__What is needed__. Here are some records; quote them exactly, leaving out the pictures.

══ Exercise material

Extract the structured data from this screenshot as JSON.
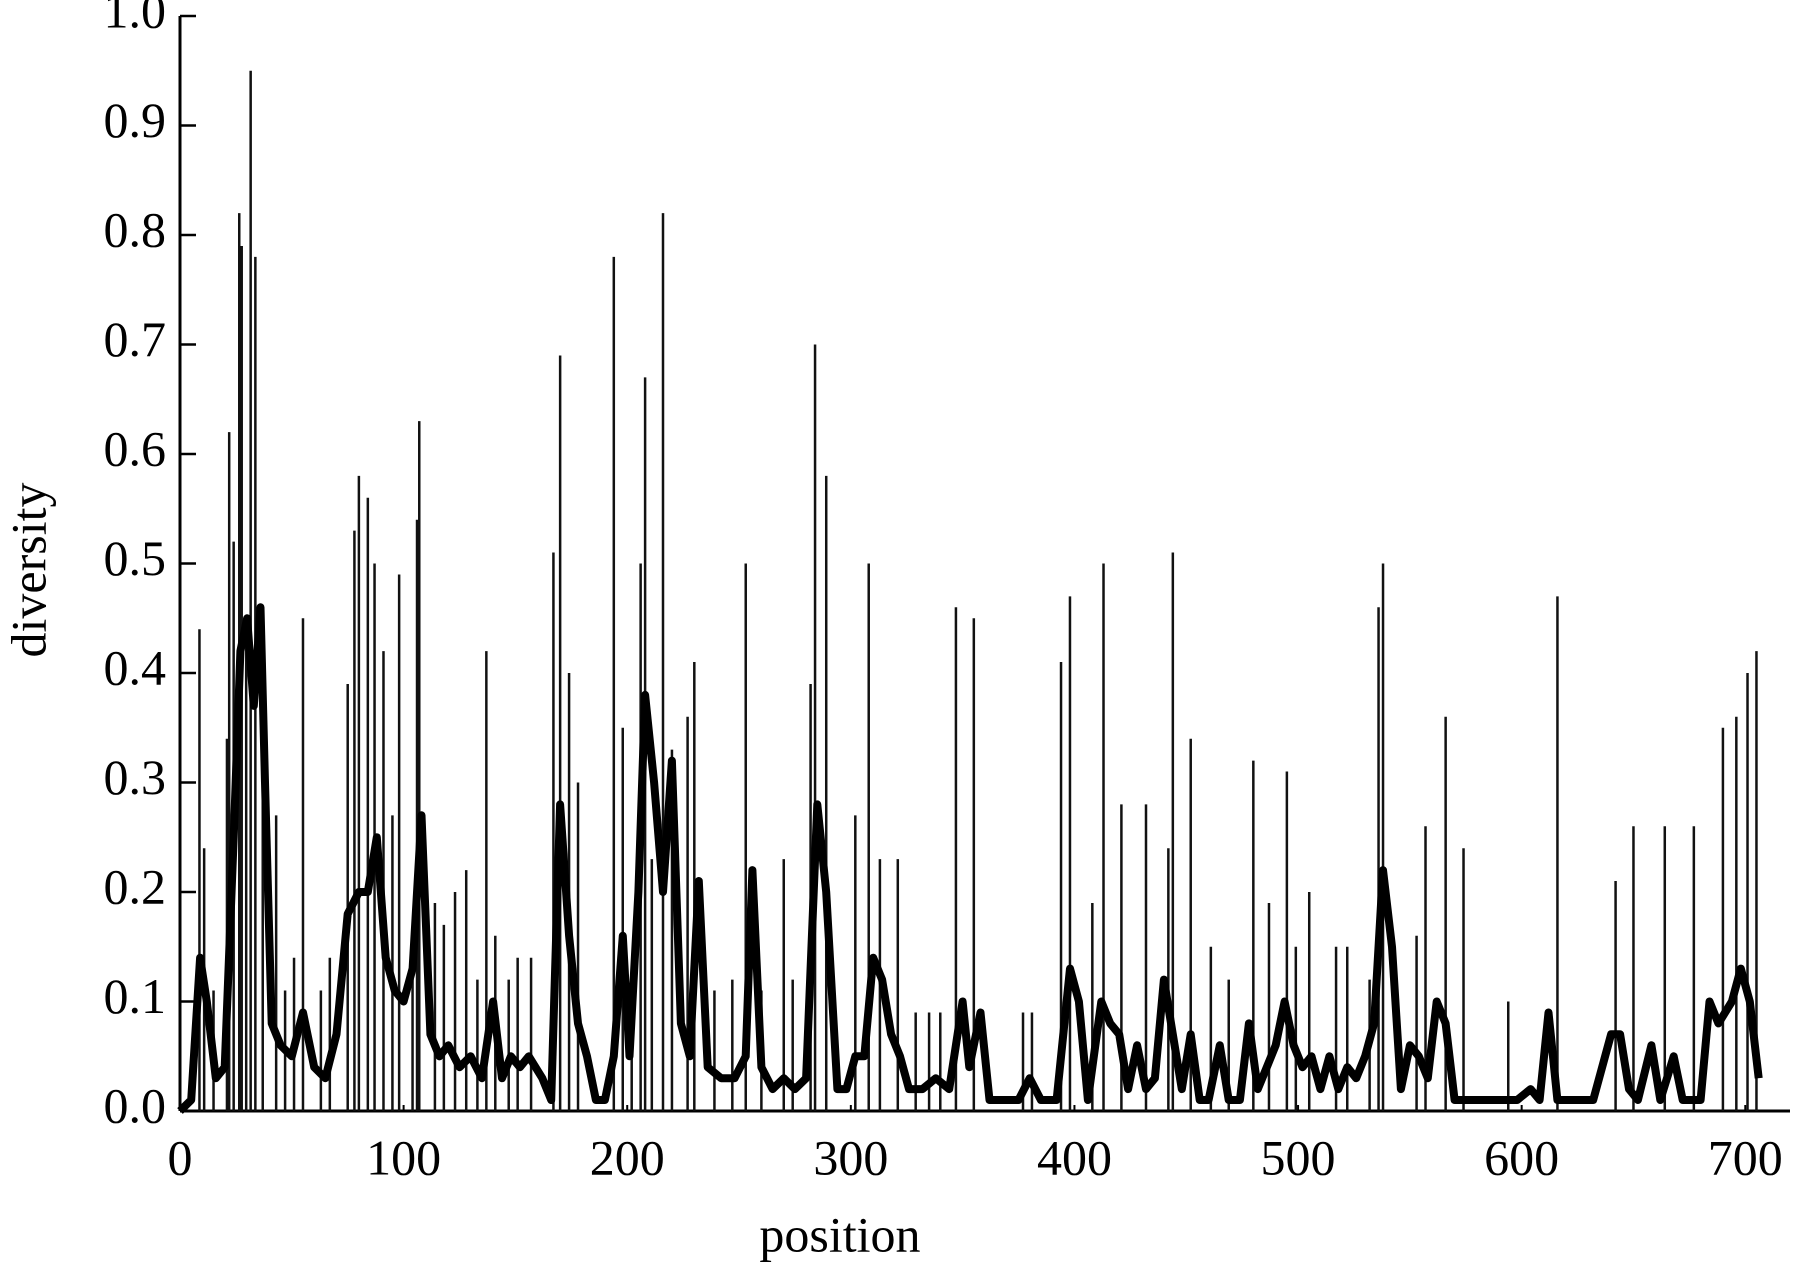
{
  "chart_data": {
    "type": "line",
    "xlabel": "position",
    "ylabel": "diversity",
    "xlim": [
      0,
      720
    ],
    "ylim": [
      0,
      1.0
    ],
    "xticks": [
      0,
      100,
      200,
      300,
      400,
      500,
      600,
      700
    ],
    "yticks": [
      {
        "value": 0,
        "label": "0.0"
      },
      {
        "value": 0.1,
        "label": "0.1"
      },
      {
        "value": 0.2,
        "label": "0.2"
      },
      {
        "value": 0.3,
        "label": "0.3"
      },
      {
        "value": 0.4,
        "label": "0.4"
      },
      {
        "value": 0.5,
        "label": "0.5"
      },
      {
        "value": 0.6,
        "label": "0.6"
      },
      {
        "value": 0.7,
        "label": "0.7"
      },
      {
        "value": 0.8,
        "label": "0.8"
      },
      {
        "value": 0.9,
        "label": "0.9"
      },
      {
        "value": 1.0,
        "label": "1.0"
      }
    ],
    "series": [
      {
        "color": "#111111",
        "line_width": 2.5,
        "drawstyle": "stems",
        "x": [
          8.7,
          10.8,
          15,
          21,
          22,
          24,
          26.5,
          27.6,
          29.6,
          31.6,
          33.7,
          37,
          43,
          47,
          51,
          55,
          63,
          67,
          75,
          78,
          80,
          84,
          87,
          91,
          95,
          98,
          104,
          106,
          107,
          114,
          118,
          123,
          128,
          133,
          137,
          141,
          147,
          151,
          157,
          167,
          170,
          174,
          178,
          194,
          198,
          202,
          206,
          208,
          211,
          216,
          220,
          227,
          230,
          239,
          247,
          253,
          260,
          270,
          274,
          282,
          284,
          289,
          302,
          308,
          313,
          321,
          329,
          335,
          340,
          347,
          355,
          377,
          381,
          394,
          398,
          408,
          413,
          421,
          432,
          442,
          444,
          452,
          461,
          469,
          480,
          487,
          495,
          499,
          505,
          517,
          522,
          532,
          536,
          538,
          553,
          557,
          566,
          574,
          594,
          616,
          642,
          650,
          664,
          677,
          690,
          696,
          701,
          705
        ],
        "values": [
          0.44,
          0.24,
          0.11,
          0.34,
          0.62,
          0.52,
          0.82,
          0.79,
          0.45,
          0.95,
          0.78,
          0.34,
          0.27,
          0.11,
          0.14,
          0.45,
          0.11,
          0.14,
          0.39,
          0.53,
          0.58,
          0.56,
          0.5,
          0.42,
          0.27,
          0.49,
          0.16,
          0.54,
          0.63,
          0.19,
          0.17,
          0.2,
          0.22,
          0.12,
          0.42,
          0.16,
          0.12,
          0.14,
          0.14,
          0.51,
          0.69,
          0.4,
          0.3,
          0.78,
          0.35,
          0.11,
          0.5,
          0.67,
          0.23,
          0.82,
          0.33,
          0.36,
          0.41,
          0.11,
          0.12,
          0.5,
          0.11,
          0.23,
          0.12,
          0.39,
          0.7,
          0.58,
          0.27,
          0.5,
          0.23,
          0.23,
          0.09,
          0.09,
          0.09,
          0.46,
          0.45,
          0.09,
          0.09,
          0.41,
          0.47,
          0.19,
          0.5,
          0.28,
          0.28,
          0.24,
          0.51,
          0.34,
          0.15,
          0.12,
          0.32,
          0.19,
          0.31,
          0.15,
          0.2,
          0.15,
          0.15,
          0.12,
          0.46,
          0.5,
          0.16,
          0.26,
          0.36,
          0.24,
          0.1,
          0.47,
          0.21,
          0.26,
          0.26,
          0.26,
          0.35,
          0.36,
          0.4,
          0.42
        ]
      },
      {
        "color": "#000000",
        "line_width": 8,
        "drawstyle": "line",
        "x": [
          0,
          5,
          9,
          12,
          16,
          20,
          24,
          27,
          30,
          33,
          36,
          38,
          41,
          45,
          50,
          55,
          60,
          65,
          70,
          75,
          80,
          84,
          88,
          92,
          96,
          100,
          104,
          108,
          112,
          116,
          120,
          125,
          130,
          135,
          140,
          144,
          148,
          152,
          156,
          162,
          166,
          170,
          174,
          178,
          182,
          186,
          190,
          194,
          198,
          201,
          205,
          208,
          212,
          216,
          220,
          224,
          228,
          232,
          236,
          242,
          248,
          253,
          256,
          260,
          265,
          270,
          275,
          280,
          285,
          289,
          294,
          298,
          302,
          306,
          310,
          314,
          318,
          322,
          326,
          332,
          338,
          344,
          350,
          353,
          358,
          362,
          370,
          375,
          380,
          385,
          392,
          398,
          402,
          406,
          412,
          416,
          420,
          424,
          428,
          432,
          436,
          440,
          444,
          448,
          452,
          456,
          460,
          465,
          469,
          474,
          478,
          482,
          486,
          490,
          494,
          498,
          502,
          506,
          510,
          514,
          518,
          522,
          526,
          530,
          534,
          538,
          542,
          546,
          550,
          554,
          558,
          562,
          566,
          570,
          575,
          580,
          590,
          598,
          604,
          608,
          612,
          616,
          624,
          632,
          640,
          644,
          648,
          652,
          658,
          662,
          668,
          672,
          680,
          684,
          688,
          694,
          698,
          702,
          706
        ],
        "values": [
          0,
          0.01,
          0.14,
          0.1,
          0.03,
          0.04,
          0.25,
          0.42,
          0.45,
          0.37,
          0.46,
          0.3,
          0.08,
          0.06,
          0.05,
          0.09,
          0.04,
          0.03,
          0.07,
          0.18,
          0.2,
          0.2,
          0.25,
          0.14,
          0.11,
          0.1,
          0.13,
          0.27,
          0.07,
          0.05,
          0.06,
          0.04,
          0.05,
          0.03,
          0.1,
          0.03,
          0.05,
          0.04,
          0.05,
          0.03,
          0.01,
          0.28,
          0.16,
          0.08,
          0.05,
          0.01,
          0.01,
          0.05,
          0.16,
          0.05,
          0.2,
          0.38,
          0.3,
          0.2,
          0.32,
          0.08,
          0.05,
          0.21,
          0.04,
          0.03,
          0.03,
          0.05,
          0.22,
          0.04,
          0.02,
          0.03,
          0.02,
          0.03,
          0.28,
          0.2,
          0.02,
          0.02,
          0.05,
          0.05,
          0.14,
          0.12,
          0.07,
          0.05,
          0.02,
          0.02,
          0.03,
          0.02,
          0.1,
          0.04,
          0.09,
          0.01,
          0.01,
          0.01,
          0.03,
          0.01,
          0.01,
          0.13,
          0.1,
          0.01,
          0.1,
          0.08,
          0.07,
          0.02,
          0.06,
          0.02,
          0.03,
          0.12,
          0.07,
          0.02,
          0.07,
          0.01,
          0.01,
          0.06,
          0.01,
          0.01,
          0.08,
          0.02,
          0.04,
          0.06,
          0.1,
          0.06,
          0.04,
          0.05,
          0.02,
          0.05,
          0.02,
          0.04,
          0.03,
          0.05,
          0.08,
          0.22,
          0.15,
          0.02,
          0.06,
          0.05,
          0.03,
          0.1,
          0.08,
          0.01,
          0.01,
          0.01,
          0.01,
          0.01,
          0.02,
          0.01,
          0.09,
          0.01,
          0.01,
          0.01,
          0.07,
          0.07,
          0.02,
          0.01,
          0.06,
          0.01,
          0.05,
          0.01,
          0.01,
          0.1,
          0.08,
          0.1,
          0.13,
          0.1,
          0.03
        ]
      }
    ]
  }
}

════

__Response to this task__.
Extract the structured data from this screenshot as JSON.
{
  "chart_data": {
    "type": "line",
    "xlabel": "position",
    "ylabel": "diversity",
    "xlim": [
      0,
      720
    ],
    "ylim": [
      0,
      1.0
    ],
    "xticks": [
      0,
      100,
      200,
      300,
      400,
      500,
      600,
      700
    ],
    "yticks": [
      {
        "value": 0,
        "label": "0.0"
      },
      {
        "value": 0.1,
        "label": "0.1"
      },
      {
        "value": 0.2,
        "label": "0.2"
      },
      {
        "value": 0.3,
        "label": "0.3"
      },
      {
        "value": 0.4,
        "label": "0.4"
      },
      {
        "value": 0.5,
        "label": "0.5"
      },
      {
        "value": 0.6,
        "label": "0.6"
      },
      {
        "value": 0.7,
        "label": "0.7"
      },
      {
        "value": 0.8,
        "label": "0.8"
      },
      {
        "value": 0.9,
        "label": "0.9"
      },
      {
        "value": 1.0,
        "label": "1.0"
      }
    ],
    "series": [
      {
        "color": "#111111",
        "line_width": 2.5,
        "drawstyle": "stems",
        "x": [
          8.7,
          10.8,
          15,
          21,
          22,
          24,
          26.5,
          27.6,
          29.6,
          31.6,
          33.7,
          37,
          43,
          47,
          51,
          55,
          63,
          67,
          75,
          78,
          80,
          84,
          87,
          91,
          95,
          98,
          104,
          106,
          107,
          114,
          118,
          123,
          128,
          133,
          137,
          141,
          147,
          151,
          157,
          167,
          170,
          174,
          178,
          194,
          198,
          202,
          206,
          208,
          211,
          216,
          220,
          227,
          230,
          239,
          247,
          253,
          260,
          270,
          274,
          282,
          284,
          289,
          302,
          308,
          313,
          321,
          329,
          335,
          340,
          347,
          355,
          377,
          381,
          394,
          398,
          408,
          413,
          421,
          432,
          442,
          444,
          452,
          461,
          469,
          480,
          487,
          495,
          499,
          505,
          517,
          522,
          532,
          536,
          538,
          553,
          557,
          566,
          574,
          594,
          616,
          642,
          650,
          664,
          677,
          690,
          696,
          701,
          705
        ],
        "values": [
          0.44,
          0.24,
          0.11,
          0.34,
          0.62,
          0.52,
          0.82,
          0.79,
          0.45,
          0.95,
          0.78,
          0.34,
          0.27,
          0.11,
          0.14,
          0.45,
          0.11,
          0.14,
          0.39,
          0.53,
          0.58,
          0.56,
          0.5,
          0.42,
          0.27,
          0.49,
          0.16,
          0.54,
          0.63,
          0.19,
          0.17,
          0.2,
          0.22,
          0.12,
          0.42,
          0.16,
          0.12,
          0.14,
          0.14,
          0.51,
          0.69,
          0.4,
          0.3,
          0.78,
          0.35,
          0.11,
          0.5,
          0.67,
          0.23,
          0.82,
          0.33,
          0.36,
          0.41,
          0.11,
          0.12,
          0.5,
          0.11,
          0.23,
          0.12,
          0.39,
          0.7,
          0.58,
          0.27,
          0.5,
          0.23,
          0.23,
          0.09,
          0.09,
          0.09,
          0.46,
          0.45,
          0.09,
          0.09,
          0.41,
          0.47,
          0.19,
          0.5,
          0.28,
          0.28,
          0.24,
          0.51,
          0.34,
          0.15,
          0.12,
          0.32,
          0.19,
          0.31,
          0.15,
          0.2,
          0.15,
          0.15,
          0.12,
          0.46,
          0.5,
          0.16,
          0.26,
          0.36,
          0.24,
          0.1,
          0.47,
          0.21,
          0.26,
          0.26,
          0.26,
          0.35,
          0.36,
          0.4,
          0.42
        ]
      },
      {
        "color": "#000000",
        "line_width": 8,
        "drawstyle": "line",
        "x": [
          0,
          5,
          9,
          12,
          16,
          20,
          24,
          27,
          30,
          33,
          36,
          38,
          41,
          45,
          50,
          55,
          60,
          65,
          70,
          75,
          80,
          84,
          88,
          92,
          96,
          100,
          104,
          108,
          112,
          116,
          120,
          125,
          130,
          135,
          140,
          144,
          148,
          152,
          156,
          162,
          166,
          170,
          174,
          178,
          182,
          186,
          190,
          194,
          198,
          201,
          205,
          208,
          212,
          216,
          220,
          224,
          228,
          232,
          236,
          242,
          248,
          253,
          256,
          260,
          265,
          270,
          275,
          280,
          285,
          289,
          294,
          298,
          302,
          306,
          310,
          314,
          318,
          322,
          326,
          332,
          338,
          344,
          350,
          353,
          358,
          362,
          370,
          375,
          380,
          385,
          392,
          398,
          402,
          406,
          412,
          416,
          420,
          424,
          428,
          432,
          436,
          440,
          444,
          448,
          452,
          456,
          460,
          465,
          469,
          474,
          478,
          482,
          486,
          490,
          494,
          498,
          502,
          506,
          510,
          514,
          518,
          522,
          526,
          530,
          534,
          538,
          542,
          546,
          550,
          554,
          558,
          562,
          566,
          570,
          575,
          580,
          590,
          598,
          604,
          608,
          612,
          616,
          624,
          632,
          640,
          644,
          648,
          652,
          658,
          662,
          668,
          672,
          680,
          684,
          688,
          694,
          698,
          702,
          706
        ],
        "values": [
          0,
          0.01,
          0.14,
          0.1,
          0.03,
          0.04,
          0.25,
          0.42,
          0.45,
          0.37,
          0.46,
          0.3,
          0.08,
          0.06,
          0.05,
          0.09,
          0.04,
          0.03,
          0.07,
          0.18,
          0.2,
          0.2,
          0.25,
          0.14,
          0.11,
          0.1,
          0.13,
          0.27,
          0.07,
          0.05,
          0.06,
          0.04,
          0.05,
          0.03,
          0.1,
          0.03,
          0.05,
          0.04,
          0.05,
          0.03,
          0.01,
          0.28,
          0.16,
          0.08,
          0.05,
          0.01,
          0.01,
          0.05,
          0.16,
          0.05,
          0.2,
          0.38,
          0.3,
          0.2,
          0.32,
          0.08,
          0.05,
          0.21,
          0.04,
          0.03,
          0.03,
          0.05,
          0.22,
          0.04,
          0.02,
          0.03,
          0.02,
          0.03,
          0.28,
          0.2,
          0.02,
          0.02,
          0.05,
          0.05,
          0.14,
          0.12,
          0.07,
          0.05,
          0.02,
          0.02,
          0.03,
          0.02,
          0.1,
          0.04,
          0.09,
          0.01,
          0.01,
          0.01,
          0.03,
          0.01,
          0.01,
          0.13,
          0.1,
          0.01,
          0.1,
          0.08,
          0.07,
          0.02,
          0.06,
          0.02,
          0.03,
          0.12,
          0.07,
          0.02,
          0.07,
          0.01,
          0.01,
          0.06,
          0.01,
          0.01,
          0.08,
          0.02,
          0.04,
          0.06,
          0.1,
          0.06,
          0.04,
          0.05,
          0.02,
          0.05,
          0.02,
          0.04,
          0.03,
          0.05,
          0.08,
          0.22,
          0.15,
          0.02,
          0.06,
          0.05,
          0.03,
          0.1,
          0.08,
          0.01,
          0.01,
          0.01,
          0.01,
          0.01,
          0.02,
          0.01,
          0.09,
          0.01,
          0.01,
          0.01,
          0.07,
          0.07,
          0.02,
          0.01,
          0.06,
          0.01,
          0.05,
          0.01,
          0.01,
          0.1,
          0.08,
          0.1,
          0.13,
          0.1,
          0.03
        ]
      }
    ]
  }
}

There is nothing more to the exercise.